WHAT IS EXPECTED:
Write out every entry precisely as given, leaving the pictures out.

Saved entries:
[Start]

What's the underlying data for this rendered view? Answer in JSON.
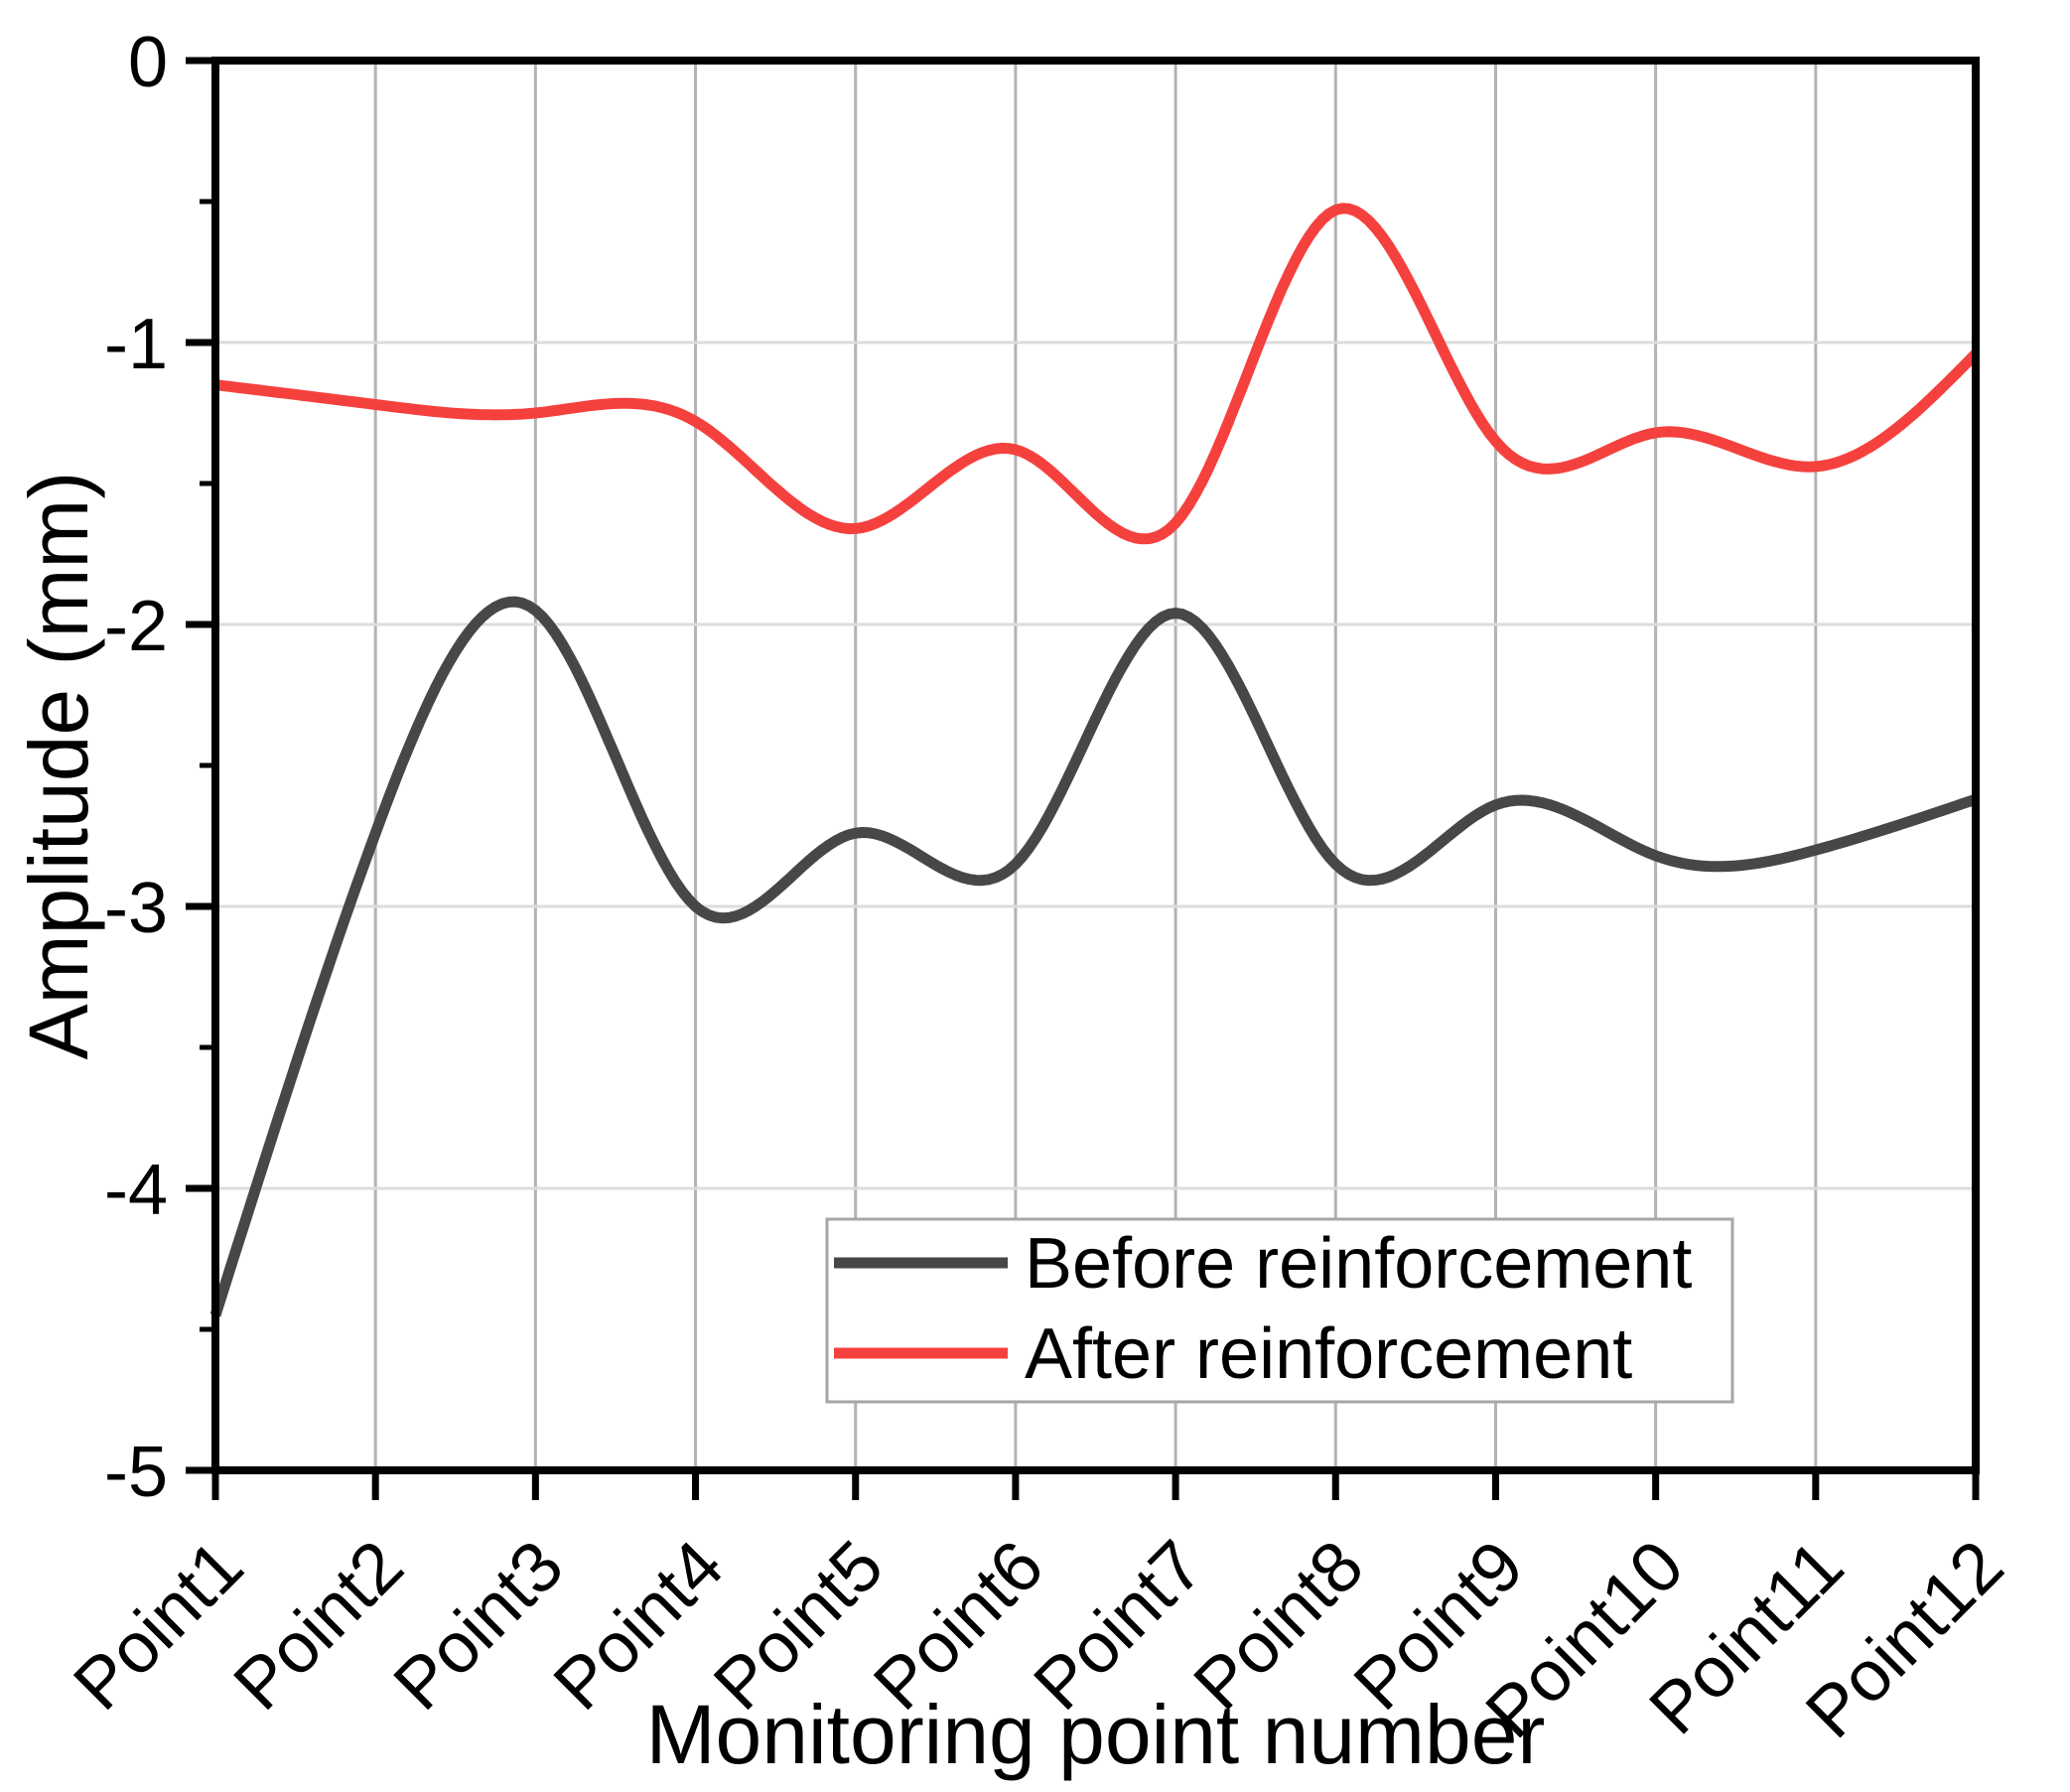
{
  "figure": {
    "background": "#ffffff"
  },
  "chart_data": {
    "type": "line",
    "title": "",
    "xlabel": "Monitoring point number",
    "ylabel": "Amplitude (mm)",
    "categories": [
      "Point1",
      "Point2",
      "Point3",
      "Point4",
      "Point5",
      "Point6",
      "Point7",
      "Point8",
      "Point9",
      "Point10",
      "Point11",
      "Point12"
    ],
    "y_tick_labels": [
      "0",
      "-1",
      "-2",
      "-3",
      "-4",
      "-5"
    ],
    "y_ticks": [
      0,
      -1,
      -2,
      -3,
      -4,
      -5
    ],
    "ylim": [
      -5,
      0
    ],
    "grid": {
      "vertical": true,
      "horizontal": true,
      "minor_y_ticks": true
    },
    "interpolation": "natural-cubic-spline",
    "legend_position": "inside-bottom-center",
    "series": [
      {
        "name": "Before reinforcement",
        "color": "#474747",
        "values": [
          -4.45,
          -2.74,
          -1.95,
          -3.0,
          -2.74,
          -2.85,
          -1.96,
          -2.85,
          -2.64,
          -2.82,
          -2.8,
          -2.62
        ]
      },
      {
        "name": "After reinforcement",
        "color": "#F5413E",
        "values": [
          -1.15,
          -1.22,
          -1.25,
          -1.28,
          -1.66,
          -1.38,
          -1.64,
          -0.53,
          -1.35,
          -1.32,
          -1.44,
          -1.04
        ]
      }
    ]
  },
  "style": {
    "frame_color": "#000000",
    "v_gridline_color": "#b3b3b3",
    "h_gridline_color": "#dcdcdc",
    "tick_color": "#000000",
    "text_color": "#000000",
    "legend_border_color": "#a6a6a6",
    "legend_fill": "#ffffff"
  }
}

[End]

ANSWER BELOW:
What's the underlying data for this rendered view? Answer in JSON.
{
  "figure": {
    "background": "#ffffff"
  },
  "chart_data": {
    "type": "line",
    "title": "",
    "xlabel": "Monitoring point number",
    "ylabel": "Amplitude (mm)",
    "categories": [
      "Point1",
      "Point2",
      "Point3",
      "Point4",
      "Point5",
      "Point6",
      "Point7",
      "Point8",
      "Point9",
      "Point10",
      "Point11",
      "Point12"
    ],
    "y_tick_labels": [
      "0",
      "-1",
      "-2",
      "-3",
      "-4",
      "-5"
    ],
    "y_ticks": [
      0,
      -1,
      -2,
      -3,
      -4,
      -5
    ],
    "ylim": [
      -5,
      0
    ],
    "grid": {
      "vertical": true,
      "horizontal": true,
      "minor_y_ticks": true
    },
    "interpolation": "natural-cubic-spline",
    "legend_position": "inside-bottom-center",
    "series": [
      {
        "name": "Before reinforcement",
        "color": "#474747",
        "values": [
          -4.45,
          -2.74,
          -1.95,
          -3.0,
          -2.74,
          -2.85,
          -1.96,
          -2.85,
          -2.64,
          -2.82,
          -2.8,
          -2.62
        ]
      },
      {
        "name": "After reinforcement",
        "color": "#F5413E",
        "values": [
          -1.15,
          -1.22,
          -1.25,
          -1.28,
          -1.66,
          -1.38,
          -1.64,
          -0.53,
          -1.35,
          -1.32,
          -1.44,
          -1.04
        ]
      }
    ]
  },
  "style": {
    "frame_color": "#000000",
    "v_gridline_color": "#b3b3b3",
    "h_gridline_color": "#dcdcdc",
    "tick_color": "#000000",
    "text_color": "#000000",
    "legend_border_color": "#a6a6a6",
    "legend_fill": "#ffffff"
  }
}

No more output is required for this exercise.